> _Given request_:
Copy everything in the listing below word for word, apart from any images.

> _Given data_:
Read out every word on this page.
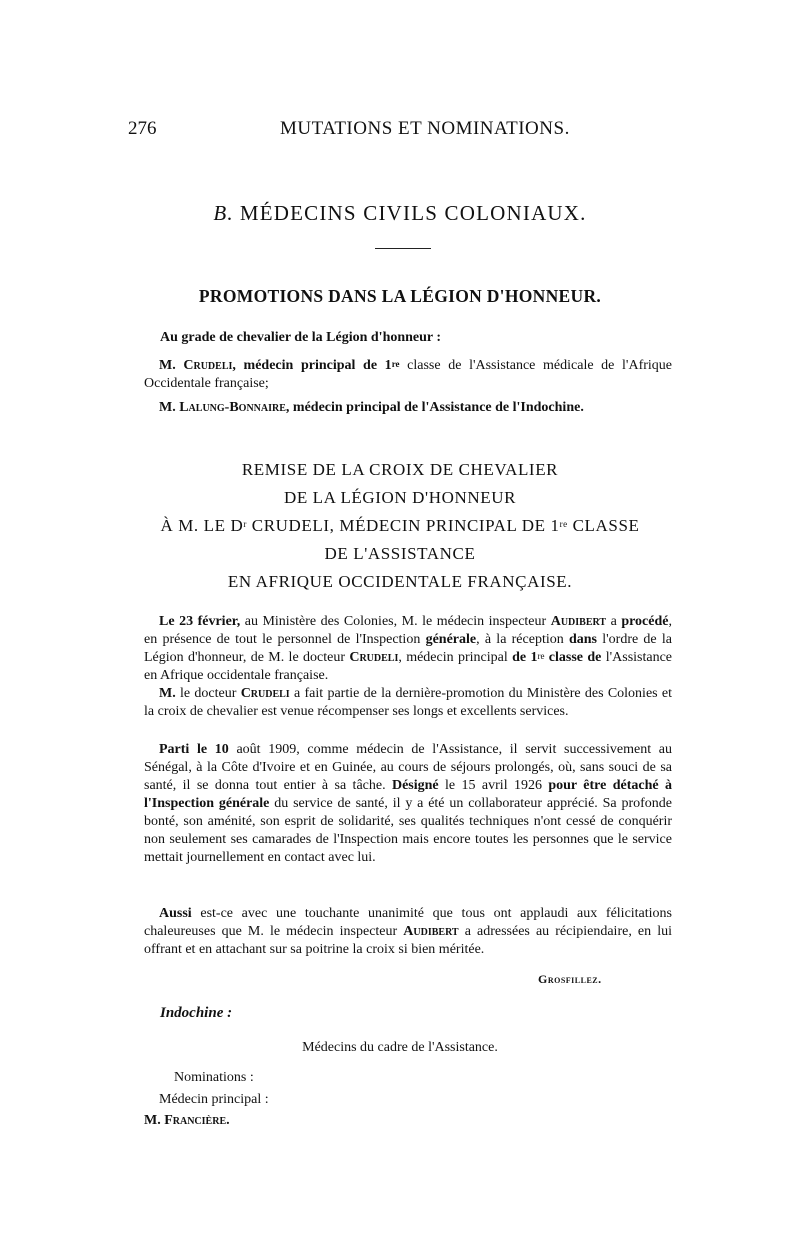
276	MUTATIONS ET NOMINATIONS.
B. MÉDECINS CIVILS COLONIAUX.
PROMOTIONS DANS LA LÉGION D'HONNEUR.
Au grade de chevalier de la Légion d'honneur :
M. Crudeli, médecin principal de 1re classe de l'Assistance médicale de l'Afrique Occidentale française;
M. Lalung-Bonnaire, médecin principal de l'Assistance de l'Indochine.
REMISE DE LA CROIX DE CHEVALIER
DE LA LÉGION D'HONNEUR
À M. LE $D^r$ CRUDELI, MÉDECIN PRINCIPAL DE 1re CLASSE
DE L'ASSISTANCE
EN AFRIQUE OCCIDENTALE FRANÇAISE.
Le 23 février, au Ministère des Colonies, M. le médecin inspecteur Audibert a procédé, en présence de tout le personnel de l'Inspection générale, à la réception dans l'ordre de la Légion d'honneur, de M. le docteur Crudeli, médecin principal de 1re classe de l'Assistance en Afrique occidentale française.
M. le docteur Crudeli a fait partie de la dernière-promotion du Ministère des Colonies et la croix de chevalier est venue récompenser ses longs et excellents services.
Parti le 10 août 1909, comme médecin de l'Assistance, il servit successivement au Sénégal, à la Côte d'Ivoire et en Guinée, au cours de séjours prolongés, où, sans souci de sa santé, il se donna tout entier à sa tâche. Désigné le 15 avril 1926 pour être détaché à l'Inspection générale du service de santé, il y a été un collaborateur apprécié. Sa profonde bonté, son aménité, son esprit de solidarité, ses qualités techniques n'ont cessé de conquérir non seulement ses camarades de l'Inspection mais encore toutes les personnes que le service mettait journellement en contact avec lui.
Aussi est-ce avec une touchante unanimité que tous ont applaudi aux félicitations chaleureuses que M. le médecin inspecteur Audibert a adressées au récipiendaire, en lui offrant et en attachant sur sa poitrine la croix si bien méritée.
Grosfillez.
Indochine :
Médecins du cadre de l'Assistance.
Nominations :
Médecin principal :
M. Francière.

> _Worked answer_:
Read out every word on this page.
276	MUTATIONS ET NOMINATIONS.
B. MÉDECINS CIVILS COLONIAUX.
PROMOTIONS DANS LA LÉGION D'HONNEUR.
Au grade de chevalier de la Légion d'honneur :
M. Crudeli, médecin principal de 1re classe de l'Assistance médicale de l'Afrique Occidentale française;
M. Lalung-Bonnaire, médecin principal de l'Assistance de l'Indochine.
REMISE DE LA CROIX DE CHEVALIER
DE LA LÉGION D'HONNEUR
À M. LE $D^r$ CRUDELI, MÉDECIN PRINCIPAL DE 1re CLASSE
DE L'ASSISTANCE
EN AFRIQUE OCCIDENTALE FRANÇAISE.
Le 23 février, au Ministère des Colonies, M. le médecin inspecteur Audibert a procédé, en présence de tout le personnel de l'Inspection générale, à la réception dans l'ordre de la Légion d'honneur, de M. le docteur Crudeli, médecin principal de 1re classe de l'Assistance en Afrique occidentale française.
M. le docteur Crudeli a fait partie de la dernière-promotion du Ministère des Colonies et la croix de chevalier est venue récompenser ses longs et excellents services.
Parti le 10 août 1909, comme médecin de l'Assistance, il servit successivement au Sénégal, à la Côte d'Ivoire et en Guinée, au cours de séjours prolongés, où, sans souci de sa santé, il se donna tout entier à sa tâche. Désigné le 15 avril 1926 pour être détaché à l'Inspection générale du service de santé, il y a été un collaborateur apprécié. Sa profonde bonté, son aménité, son esprit de solidarité, ses qualités techniques n'ont cessé de conquérir non seulement ses camarades de l'Inspection mais encore toutes les personnes que le service mettait journellement en contact avec lui.
Aussi est-ce avec une touchante unanimité que tous ont applaudi aux félicitations chaleureuses que M. le médecin inspecteur Audibert a adressées au récipiendaire, en lui offrant et en attachant sur sa poitrine la croix si bien méritée.
Grosfillez.
Indochine :
Médecins du cadre de l'Assistance.
Nominations :
Médecin principal :
M. Francière.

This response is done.